╭─ DATASET CONTENT

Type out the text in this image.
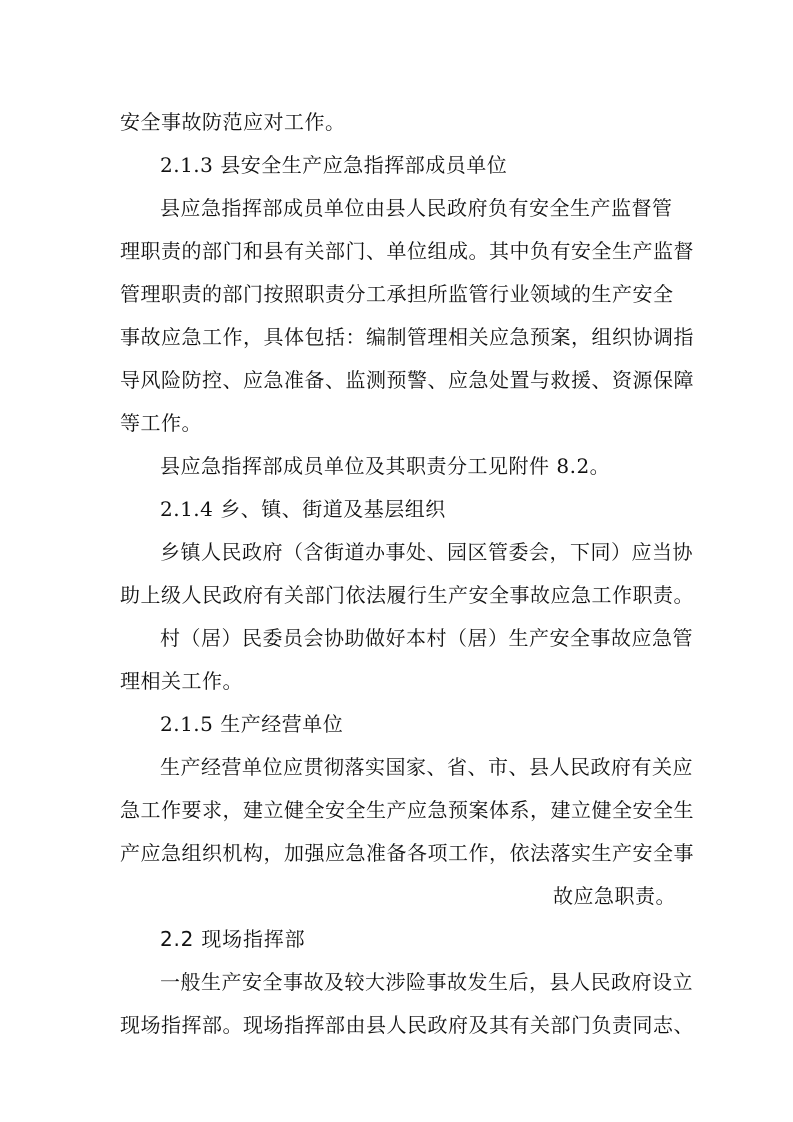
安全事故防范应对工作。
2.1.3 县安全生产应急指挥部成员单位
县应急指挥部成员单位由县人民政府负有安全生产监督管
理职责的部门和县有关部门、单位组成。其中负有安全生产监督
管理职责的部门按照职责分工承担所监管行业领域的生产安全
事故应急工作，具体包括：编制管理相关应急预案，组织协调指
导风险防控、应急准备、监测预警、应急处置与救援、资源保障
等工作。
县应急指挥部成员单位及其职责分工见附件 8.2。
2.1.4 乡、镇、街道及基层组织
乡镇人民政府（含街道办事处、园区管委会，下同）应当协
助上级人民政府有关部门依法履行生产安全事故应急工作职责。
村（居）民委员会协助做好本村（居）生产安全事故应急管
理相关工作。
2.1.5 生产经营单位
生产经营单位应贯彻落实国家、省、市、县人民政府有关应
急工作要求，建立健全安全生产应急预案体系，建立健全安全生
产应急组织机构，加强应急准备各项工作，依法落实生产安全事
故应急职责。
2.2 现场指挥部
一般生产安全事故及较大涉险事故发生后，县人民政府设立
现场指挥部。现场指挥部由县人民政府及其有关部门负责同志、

╰─

=== WHAT YOU WILL DO ===
Repeat the material above verbatim, with no pictures in the output.

=== THE RESPONSE ===
Type out the text in this image.
安全事故防范应对工作。
2.1.3 县安全生产应急指挥部成员单位
县应急指挥部成员单位由县人民政府负有安全生产监督管
理职责的部门和县有关部门、单位组成。其中负有安全生产监督
管理职责的部门按照职责分工承担所监管行业领域的生产安全
事故应急工作，具体包括：编制管理相关应急预案，组织协调指
导风险防控、应急准备、监测预警、应急处置与救援、资源保障
等工作。
县应急指挥部成员单位及其职责分工见附件 8.2。
2.1.4 乡、镇、街道及基层组织
乡镇人民政府（含街道办事处、园区管委会，下同）应当协
助上级人民政府有关部门依法履行生产安全事故应急工作职责。
村（居）民委员会协助做好本村（居）生产安全事故应急管
理相关工作。
2.1.5 生产经营单位
生产经营单位应贯彻落实国家、省、市、县人民政府有关应
急工作要求，建立健全安全生产应急预案体系，建立健全安全生
产应急组织机构，加强应急准备各项工作，依法落实生产安全事
故应急职责。
2.2 现场指挥部
一般生产安全事故及较大涉险事故发生后，县人民政府设立
现场指挥部。现场指挥部由县人民政府及其有关部门负责同志、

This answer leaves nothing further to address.